# Instructions to follow
Which lines hold the word "conta"? Copy each of them.

# Material for this exercise
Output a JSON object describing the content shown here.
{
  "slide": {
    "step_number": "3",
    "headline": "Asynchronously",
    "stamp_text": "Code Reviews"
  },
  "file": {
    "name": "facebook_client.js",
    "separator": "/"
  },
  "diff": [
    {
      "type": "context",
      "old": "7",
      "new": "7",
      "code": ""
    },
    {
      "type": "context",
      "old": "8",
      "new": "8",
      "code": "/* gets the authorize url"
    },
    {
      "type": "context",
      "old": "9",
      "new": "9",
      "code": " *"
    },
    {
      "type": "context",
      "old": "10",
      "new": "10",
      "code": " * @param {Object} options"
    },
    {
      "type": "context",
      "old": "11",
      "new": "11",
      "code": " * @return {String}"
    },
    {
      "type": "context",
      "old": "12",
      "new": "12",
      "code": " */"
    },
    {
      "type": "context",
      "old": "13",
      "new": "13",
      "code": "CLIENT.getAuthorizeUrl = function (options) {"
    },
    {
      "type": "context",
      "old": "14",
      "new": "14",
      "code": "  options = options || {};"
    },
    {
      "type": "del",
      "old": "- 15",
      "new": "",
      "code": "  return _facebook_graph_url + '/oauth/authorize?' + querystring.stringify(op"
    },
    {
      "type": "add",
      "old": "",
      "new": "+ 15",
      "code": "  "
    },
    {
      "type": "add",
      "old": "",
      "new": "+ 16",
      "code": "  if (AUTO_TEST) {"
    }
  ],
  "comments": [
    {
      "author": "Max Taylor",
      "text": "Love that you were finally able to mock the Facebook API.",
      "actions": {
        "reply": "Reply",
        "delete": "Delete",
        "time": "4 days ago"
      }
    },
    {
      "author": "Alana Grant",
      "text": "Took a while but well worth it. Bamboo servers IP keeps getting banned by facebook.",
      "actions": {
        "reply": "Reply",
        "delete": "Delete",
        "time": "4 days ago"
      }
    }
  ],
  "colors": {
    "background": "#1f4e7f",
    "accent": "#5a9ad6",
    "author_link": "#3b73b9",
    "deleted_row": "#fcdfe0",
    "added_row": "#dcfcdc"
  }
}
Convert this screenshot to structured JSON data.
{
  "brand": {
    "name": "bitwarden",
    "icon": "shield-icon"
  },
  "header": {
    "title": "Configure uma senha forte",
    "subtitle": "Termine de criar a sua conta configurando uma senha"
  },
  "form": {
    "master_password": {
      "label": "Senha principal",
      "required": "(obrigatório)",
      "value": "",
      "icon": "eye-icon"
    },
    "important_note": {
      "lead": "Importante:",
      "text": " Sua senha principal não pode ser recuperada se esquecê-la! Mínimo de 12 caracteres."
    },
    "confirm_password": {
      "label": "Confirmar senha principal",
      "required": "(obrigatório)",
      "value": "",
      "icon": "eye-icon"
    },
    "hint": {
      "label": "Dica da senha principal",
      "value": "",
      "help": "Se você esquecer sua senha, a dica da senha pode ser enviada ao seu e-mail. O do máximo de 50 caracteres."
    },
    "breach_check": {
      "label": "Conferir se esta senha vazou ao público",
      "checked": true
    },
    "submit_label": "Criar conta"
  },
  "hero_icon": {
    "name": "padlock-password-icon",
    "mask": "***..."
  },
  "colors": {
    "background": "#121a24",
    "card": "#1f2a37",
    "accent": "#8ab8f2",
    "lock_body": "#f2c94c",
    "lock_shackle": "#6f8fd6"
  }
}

# Result of this exercise
    "subtitle": "Termine de criar a sua conta configurando uma senha"
    "submit_label": "Criar conta"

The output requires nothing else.